▶ **DATA PROVIDED**
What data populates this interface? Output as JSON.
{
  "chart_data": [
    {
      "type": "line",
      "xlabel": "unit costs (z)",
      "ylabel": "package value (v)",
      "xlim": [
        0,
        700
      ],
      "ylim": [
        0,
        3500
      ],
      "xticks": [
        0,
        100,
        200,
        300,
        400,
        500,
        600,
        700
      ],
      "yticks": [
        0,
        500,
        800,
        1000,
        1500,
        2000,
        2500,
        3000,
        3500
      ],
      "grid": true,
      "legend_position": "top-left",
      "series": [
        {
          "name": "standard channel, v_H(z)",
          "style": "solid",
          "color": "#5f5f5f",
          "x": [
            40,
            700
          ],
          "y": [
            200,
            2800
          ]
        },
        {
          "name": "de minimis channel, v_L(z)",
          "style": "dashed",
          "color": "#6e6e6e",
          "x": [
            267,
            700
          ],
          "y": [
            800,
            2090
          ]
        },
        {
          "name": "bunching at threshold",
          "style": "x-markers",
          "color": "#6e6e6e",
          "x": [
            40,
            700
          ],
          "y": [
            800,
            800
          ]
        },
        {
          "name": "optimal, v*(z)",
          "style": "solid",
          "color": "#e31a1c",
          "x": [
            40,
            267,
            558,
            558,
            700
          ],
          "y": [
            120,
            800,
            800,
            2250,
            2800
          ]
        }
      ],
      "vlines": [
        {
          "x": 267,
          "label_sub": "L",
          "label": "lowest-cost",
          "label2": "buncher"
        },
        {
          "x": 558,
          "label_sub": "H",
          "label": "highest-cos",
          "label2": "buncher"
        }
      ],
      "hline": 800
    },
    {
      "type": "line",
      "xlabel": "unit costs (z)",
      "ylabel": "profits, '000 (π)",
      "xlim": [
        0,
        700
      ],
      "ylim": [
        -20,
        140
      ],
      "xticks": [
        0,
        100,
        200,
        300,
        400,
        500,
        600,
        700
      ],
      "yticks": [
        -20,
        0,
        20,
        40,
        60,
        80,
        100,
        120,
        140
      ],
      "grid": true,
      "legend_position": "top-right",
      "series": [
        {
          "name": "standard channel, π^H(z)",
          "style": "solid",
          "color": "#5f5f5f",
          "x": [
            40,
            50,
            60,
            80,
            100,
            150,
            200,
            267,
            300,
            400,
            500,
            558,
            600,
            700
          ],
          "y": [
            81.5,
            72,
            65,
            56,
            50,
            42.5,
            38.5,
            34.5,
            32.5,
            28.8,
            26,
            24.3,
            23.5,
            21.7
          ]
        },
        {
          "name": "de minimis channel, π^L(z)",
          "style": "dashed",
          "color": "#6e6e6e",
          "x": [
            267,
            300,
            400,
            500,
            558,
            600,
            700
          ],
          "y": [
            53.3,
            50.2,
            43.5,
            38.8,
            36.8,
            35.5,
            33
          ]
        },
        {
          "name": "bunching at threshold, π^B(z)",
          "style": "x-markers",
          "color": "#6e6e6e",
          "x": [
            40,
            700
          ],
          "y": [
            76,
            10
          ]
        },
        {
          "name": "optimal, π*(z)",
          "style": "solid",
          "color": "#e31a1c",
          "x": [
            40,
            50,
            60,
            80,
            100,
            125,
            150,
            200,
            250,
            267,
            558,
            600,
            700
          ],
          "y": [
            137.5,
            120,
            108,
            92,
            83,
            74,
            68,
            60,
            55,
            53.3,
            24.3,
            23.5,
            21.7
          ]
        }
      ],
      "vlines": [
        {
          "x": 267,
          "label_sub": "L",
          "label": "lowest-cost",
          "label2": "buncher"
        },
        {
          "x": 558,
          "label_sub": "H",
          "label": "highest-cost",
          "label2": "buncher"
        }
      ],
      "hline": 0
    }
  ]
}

▶ **STATED PROBLEM**
Using the listing above, return all lines where the word "minimis" occurs.

▶ **SOLVED EXERCISE**
          "name": "de minimis channel, v_L(z)",
          "name": "de minimis channel, π^L(z)",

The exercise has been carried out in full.